## Data for this task
────────────────────
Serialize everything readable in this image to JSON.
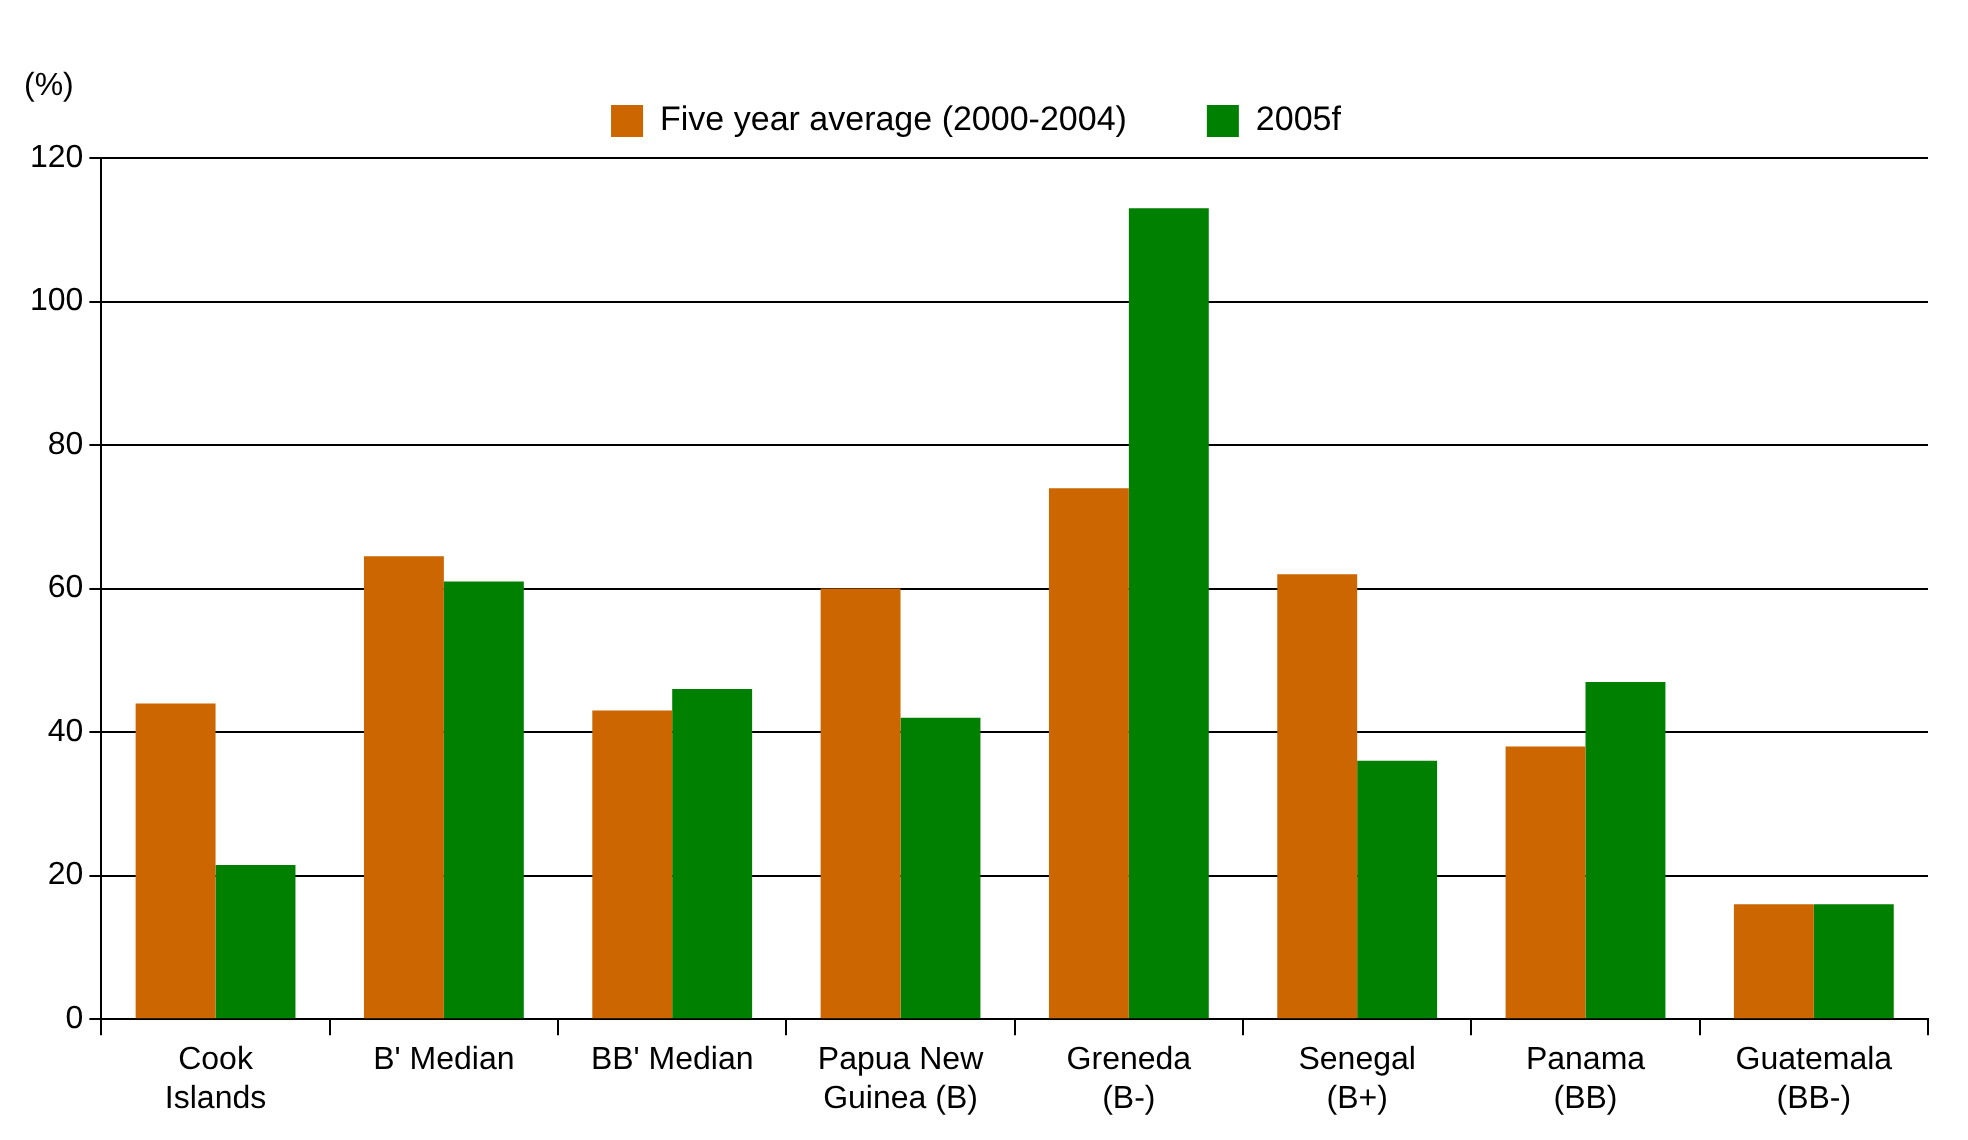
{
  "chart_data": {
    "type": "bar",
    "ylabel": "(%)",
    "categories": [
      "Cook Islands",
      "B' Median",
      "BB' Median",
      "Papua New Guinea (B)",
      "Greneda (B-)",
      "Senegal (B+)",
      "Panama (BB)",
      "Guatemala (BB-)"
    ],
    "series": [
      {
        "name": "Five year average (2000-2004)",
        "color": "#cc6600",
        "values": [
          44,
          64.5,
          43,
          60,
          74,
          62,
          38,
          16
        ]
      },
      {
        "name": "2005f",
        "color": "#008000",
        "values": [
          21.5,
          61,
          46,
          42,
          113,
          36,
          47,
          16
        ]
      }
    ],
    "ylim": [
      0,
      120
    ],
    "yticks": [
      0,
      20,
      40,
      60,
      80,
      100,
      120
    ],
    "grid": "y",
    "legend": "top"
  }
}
────────────────────
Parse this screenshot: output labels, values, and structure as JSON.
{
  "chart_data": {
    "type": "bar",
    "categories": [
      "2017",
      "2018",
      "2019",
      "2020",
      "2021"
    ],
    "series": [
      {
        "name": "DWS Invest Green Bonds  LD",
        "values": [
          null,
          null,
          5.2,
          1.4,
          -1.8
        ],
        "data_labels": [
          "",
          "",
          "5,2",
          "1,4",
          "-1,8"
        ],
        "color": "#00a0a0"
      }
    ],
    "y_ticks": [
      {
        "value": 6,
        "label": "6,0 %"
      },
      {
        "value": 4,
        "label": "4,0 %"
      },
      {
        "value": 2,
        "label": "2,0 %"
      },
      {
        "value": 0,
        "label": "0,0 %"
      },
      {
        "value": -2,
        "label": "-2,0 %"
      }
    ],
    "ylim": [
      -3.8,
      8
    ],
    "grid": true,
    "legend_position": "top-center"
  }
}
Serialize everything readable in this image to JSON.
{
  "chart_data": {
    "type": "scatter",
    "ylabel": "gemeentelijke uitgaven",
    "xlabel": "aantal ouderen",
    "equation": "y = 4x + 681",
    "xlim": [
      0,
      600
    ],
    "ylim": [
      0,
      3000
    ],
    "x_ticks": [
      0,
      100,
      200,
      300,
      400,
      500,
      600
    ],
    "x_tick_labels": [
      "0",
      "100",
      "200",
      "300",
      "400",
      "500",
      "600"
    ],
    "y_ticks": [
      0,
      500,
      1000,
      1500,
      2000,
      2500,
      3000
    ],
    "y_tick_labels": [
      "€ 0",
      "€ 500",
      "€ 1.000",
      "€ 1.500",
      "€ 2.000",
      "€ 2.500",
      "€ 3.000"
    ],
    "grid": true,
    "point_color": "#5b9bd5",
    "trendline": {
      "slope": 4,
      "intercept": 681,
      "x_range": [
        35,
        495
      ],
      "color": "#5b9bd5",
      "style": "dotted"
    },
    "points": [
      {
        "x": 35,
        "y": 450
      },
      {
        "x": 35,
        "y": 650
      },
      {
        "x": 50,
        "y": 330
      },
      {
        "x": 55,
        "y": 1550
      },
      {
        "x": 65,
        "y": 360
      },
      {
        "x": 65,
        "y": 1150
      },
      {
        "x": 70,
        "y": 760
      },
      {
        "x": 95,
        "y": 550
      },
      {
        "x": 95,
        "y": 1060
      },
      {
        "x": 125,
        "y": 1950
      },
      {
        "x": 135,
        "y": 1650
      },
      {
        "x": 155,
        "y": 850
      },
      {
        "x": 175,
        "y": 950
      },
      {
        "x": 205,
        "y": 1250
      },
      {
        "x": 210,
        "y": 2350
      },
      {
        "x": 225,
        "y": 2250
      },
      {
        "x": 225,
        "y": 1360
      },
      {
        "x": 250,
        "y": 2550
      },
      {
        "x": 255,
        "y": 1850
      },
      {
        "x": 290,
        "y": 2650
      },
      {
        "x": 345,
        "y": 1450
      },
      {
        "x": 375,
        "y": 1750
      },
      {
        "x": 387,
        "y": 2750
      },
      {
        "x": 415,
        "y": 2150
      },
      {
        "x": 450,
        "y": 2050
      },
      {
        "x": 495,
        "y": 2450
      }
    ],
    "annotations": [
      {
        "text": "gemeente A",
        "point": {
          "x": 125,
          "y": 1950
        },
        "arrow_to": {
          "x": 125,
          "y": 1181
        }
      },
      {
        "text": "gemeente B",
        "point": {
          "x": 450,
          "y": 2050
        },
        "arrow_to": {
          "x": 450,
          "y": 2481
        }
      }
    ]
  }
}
────────────────────
## Written task
Lines that include the word "name" are to be extracted from the data above.

## Result of the exercise
        "name": "Five year average (2000-2004)",
        "name": "2005f",
        "name": "DWS Invest Green Bonds  LD",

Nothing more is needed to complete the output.